* [Brief]
Copy out the data below verbatim.

.....

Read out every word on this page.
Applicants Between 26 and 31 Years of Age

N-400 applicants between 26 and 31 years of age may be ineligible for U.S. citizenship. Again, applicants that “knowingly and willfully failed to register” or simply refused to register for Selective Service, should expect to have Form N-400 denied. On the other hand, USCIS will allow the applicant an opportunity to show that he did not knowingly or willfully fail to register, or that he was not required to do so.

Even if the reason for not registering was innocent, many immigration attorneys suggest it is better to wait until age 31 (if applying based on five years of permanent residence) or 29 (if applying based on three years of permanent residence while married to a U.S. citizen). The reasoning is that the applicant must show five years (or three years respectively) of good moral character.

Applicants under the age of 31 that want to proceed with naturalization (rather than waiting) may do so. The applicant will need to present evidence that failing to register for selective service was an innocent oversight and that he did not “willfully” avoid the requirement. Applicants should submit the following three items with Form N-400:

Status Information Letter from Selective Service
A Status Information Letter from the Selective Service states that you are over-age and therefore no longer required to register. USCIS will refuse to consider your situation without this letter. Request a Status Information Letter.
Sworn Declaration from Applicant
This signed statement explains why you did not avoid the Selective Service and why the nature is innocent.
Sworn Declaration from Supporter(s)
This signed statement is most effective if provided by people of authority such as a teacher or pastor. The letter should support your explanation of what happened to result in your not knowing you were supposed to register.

.....

* [Complete output]
Read out every word on this page.
Applicants Between 26 and 31 Years of Age

N-400 applicants between 26 and 31 years of age may be ineligible for U.S. citizenship. Again, applicants that “knowingly and willfully failed to register” or simply refused to register for Selective Service, should expect to have Form N-400 denied. On the other hand, USCIS will allow the applicant an opportunity to show that he did not knowingly or willfully fail to register, or that he was not required to do so.

Even if the reason for not registering was innocent, many immigration attorneys suggest it is better to wait until age 31 (if applying based on five years of permanent residence) or 29 (if applying based on three years of permanent residence while married to a U.S. citizen). The reasoning is that the applicant must show five years (or three years respectively) of good moral character.

Applicants under the age of 31 that want to proceed with naturalization (rather than waiting) may do so. The applicant will need to present evidence that failing to register for selective service was an innocent oversight and that he did not “willfully” avoid the requirement. Applicants should submit the following three items with Form N-400:

Status Information Letter from Selective Service
A Status Information Letter from the Selective Service states that you are over-age and therefore no longer required to register. USCIS will refuse to consider your situation without this letter. Request a Status Information Letter.
Sworn Declaration from Applicant
This signed statement explains why you did not avoid the Selective Service and why the nature is innocent.
Sworn Declaration from Supporter(s)
This signed statement is most effective if provided by people of authority such as a teacher or pastor. The letter should support your explanation of what happened to result in your not knowing you were supposed to register.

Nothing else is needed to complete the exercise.